**Do this:**
The data below should be printed in full, exactly, and without any of its images.
* begin Given entries *
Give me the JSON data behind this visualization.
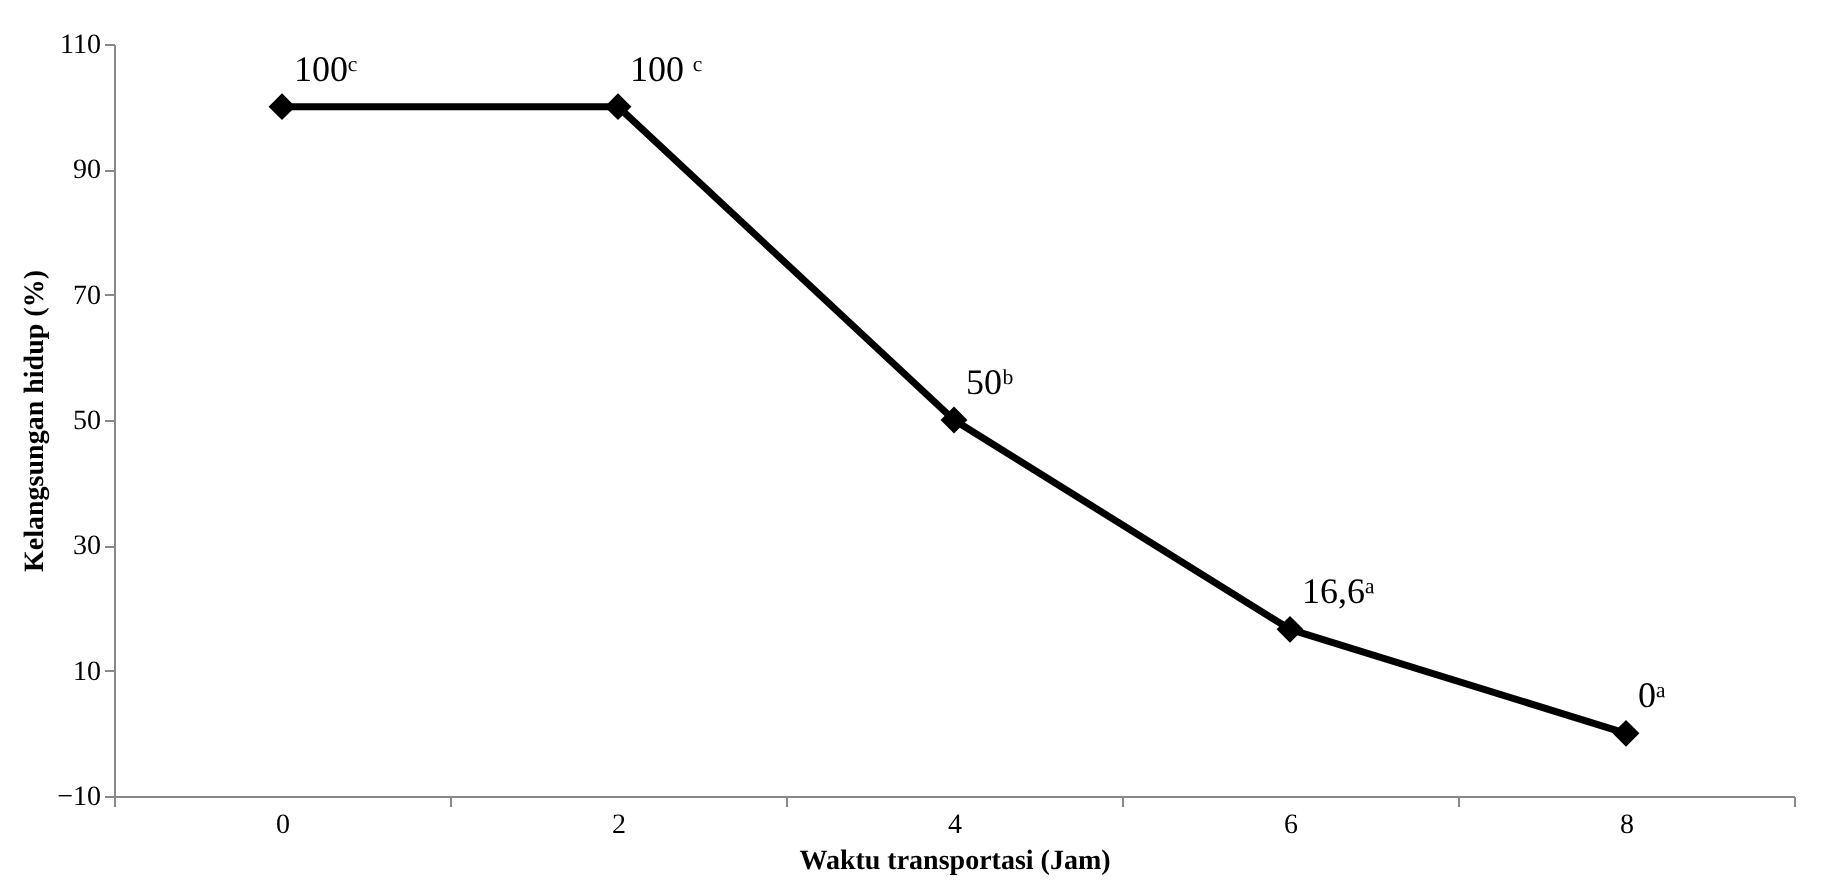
{
  "chart_data": {
    "type": "line",
    "xlabel": "Waktu transportasi (Jam)",
    "ylabel": "Kelangsungan hidup (%)",
    "categories": [
      "0",
      "2",
      "4",
      "6",
      "8"
    ],
    "series": [
      {
        "color": "#000000",
        "values": [
          100,
          100,
          50,
          16.6,
          0
        ],
        "value_labels": [
          "100ᶜ",
          "100 ᶜ",
          "50ᵇ",
          "16,6ᵃ",
          "0ᵃ"
        ]
      }
    ],
    "ylim": [
      -10,
      110
    ],
    "yticks": [
      -10,
      10,
      30,
      50,
      70,
      90,
      110
    ],
    "marker": "diamond",
    "line_style": "solid",
    "grid": false
  }
}
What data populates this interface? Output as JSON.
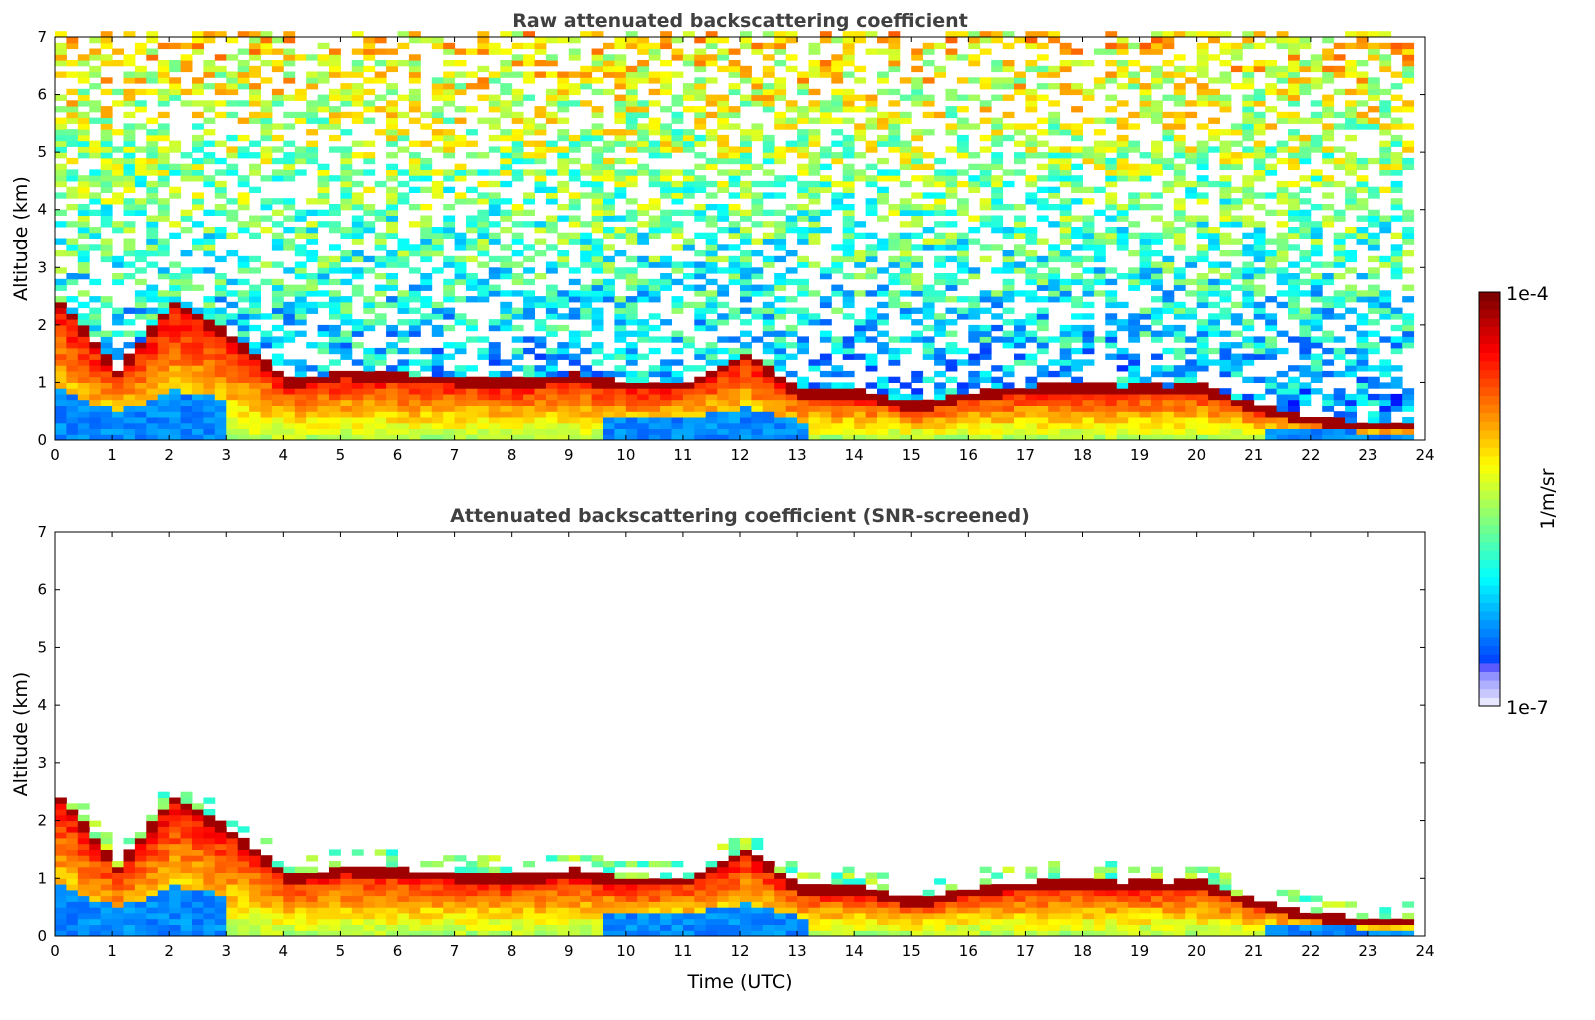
{
  "chart_data": [
    {
      "type": "heatmap",
      "title": "Raw attenuated backscattering coefficient",
      "xlabel": "",
      "ylabel": "Altitude (km)",
      "xlim": [
        0,
        24
      ],
      "ylim": [
        0,
        7
      ],
      "xticks": [
        "0",
        "1",
        "2",
        "3",
        "4",
        "5",
        "6",
        "7",
        "8",
        "9",
        "10",
        "11",
        "12",
        "13",
        "14",
        "15",
        "16",
        "17",
        "18",
        "19",
        "20",
        "21",
        "22",
        "23",
        "24"
      ],
      "yticks": [
        "0",
        "1",
        "2",
        "3",
        "4",
        "5",
        "6",
        "7"
      ],
      "screened": false
    },
    {
      "type": "heatmap",
      "title": "Attenuated backscattering coefficient (SNR-screened)",
      "xlabel": "Time (UTC)",
      "ylabel": "Altitude (km)",
      "xlim": [
        0,
        24
      ],
      "ylim": [
        0,
        7
      ],
      "xticks": [
        "0",
        "1",
        "2",
        "3",
        "4",
        "5",
        "6",
        "7",
        "8",
        "9",
        "10",
        "11",
        "12",
        "13",
        "14",
        "15",
        "16",
        "17",
        "18",
        "19",
        "20",
        "21",
        "22",
        "23",
        "24"
      ],
      "yticks": [
        "0",
        "1",
        "2",
        "3",
        "4",
        "5",
        "6",
        "7"
      ],
      "screened": true
    }
  ],
  "colorbar": {
    "label": "1/m/sr",
    "min_label": "1e-7",
    "max_label": "1e-4",
    "scale": "log",
    "colormap": "jet"
  },
  "layer": {
    "data_end_hour": 23.65,
    "hours": [
      0,
      1,
      2,
      3,
      4,
      5,
      6,
      7,
      8,
      9,
      10,
      11,
      12,
      13,
      14,
      15,
      16,
      17,
      18,
      19,
      20,
      21,
      22,
      23
    ],
    "layer_top_km": [
      2.4,
      1.2,
      2.4,
      1.8,
      1.0,
      1.15,
      1.1,
      1.05,
      1.0,
      1.1,
      0.95,
      1.0,
      1.5,
      0.8,
      0.8,
      0.6,
      0.8,
      0.9,
      0.9,
      0.9,
      0.9,
      0.55,
      0.35,
      0.25
    ],
    "surface_clear_hours": [
      [
        0,
        3
      ],
      [
        9.5,
        13
      ],
      [
        21,
        23.7
      ]
    ]
  }
}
* end Given entries *
**Worked answer:**
Give me the JSON data behind this visualization.
{
  "chart_data": {
    "type": "line",
    "xlabel": "Waktu transportasi (Jam)",
    "ylabel": "Kelangsungan hidup (%)",
    "categories": [
      "0",
      "2",
      "4",
      "6",
      "8"
    ],
    "series": [
      {
        "color": "#000000",
        "values": [
          100,
          100,
          50,
          16.6,
          0
        ],
        "value_labels": [
          "100ᶜ",
          "100 ᶜ",
          "50ᵇ",
          "16,6ᵃ",
          "0ᵃ"
        ]
      }
    ],
    "ylim": [
      -10,
      110
    ],
    "yticks": [
      -10,
      10,
      30,
      50,
      70,
      90,
      110
    ],
    "marker": "diamond",
    "line_style": "solid",
    "grid": false
  }
}
What data populates this interface? Output as JSON.
{
  "chart_data": [
    {
      "type": "heatmap",
      "title": "Raw attenuated backscattering coefficient",
      "xlabel": "",
      "ylabel": "Altitude (km)",
      "xlim": [
        0,
        24
      ],
      "ylim": [
        0,
        7
      ],
      "xticks": [
        "0",
        "1",
        "2",
        "3",
        "4",
        "5",
        "6",
        "7",
        "8",
        "9",
        "10",
        "11",
        "12",
        "13",
        "14",
        "15",
        "16",
        "17",
        "18",
        "19",
        "20",
        "21",
        "22",
        "23",
        "24"
      ],
      "yticks": [
        "0",
        "1",
        "2",
        "3",
        "4",
        "5",
        "6",
        "7"
      ],
      "screened": false
    },
    {
      "type": "heatmap",
      "title": "Attenuated backscattering coefficient (SNR-screened)",
      "xlabel": "Time (UTC)",
      "ylabel": "Altitude (km)",
      "xlim": [
        0,
        24
      ],
      "ylim": [
        0,
        7
      ],
      "xticks": [
        "0",
        "1",
        "2",
        "3",
        "4",
        "5",
        "6",
        "7",
        "8",
        "9",
        "10",
        "11",
        "12",
        "13",
        "14",
        "15",
        "16",
        "17",
        "18",
        "19",
        "20",
        "21",
        "22",
        "23",
        "24"
      ],
      "yticks": [
        "0",
        "1",
        "2",
        "3",
        "4",
        "5",
        "6",
        "7"
      ],
      "screened": true
    }
  ],
  "colorbar": {
    "label": "1/m/sr",
    "min_label": "1e-7",
    "max_label": "1e-4",
    "scale": "log",
    "colormap": "jet"
  },
  "layer": {
    "data_end_hour": 23.65,
    "hours": [
      0,
      1,
      2,
      3,
      4,
      5,
      6,
      7,
      8,
      9,
      10,
      11,
      12,
      13,
      14,
      15,
      16,
      17,
      18,
      19,
      20,
      21,
      22,
      23
    ],
    "layer_top_km": [
      2.4,
      1.2,
      2.4,
      1.8,
      1.0,
      1.15,
      1.1,
      1.05,
      1.0,
      1.1,
      0.95,
      1.0,
      1.5,
      0.8,
      0.8,
      0.6,
      0.8,
      0.9,
      0.9,
      0.9,
      0.9,
      0.55,
      0.35,
      0.25
    ],
    "surface_clear_hours": [
      [
        0,
        3
      ],
      [
        9.5,
        13
      ],
      [
        21,
        23.7
      ]
    ]
  }
}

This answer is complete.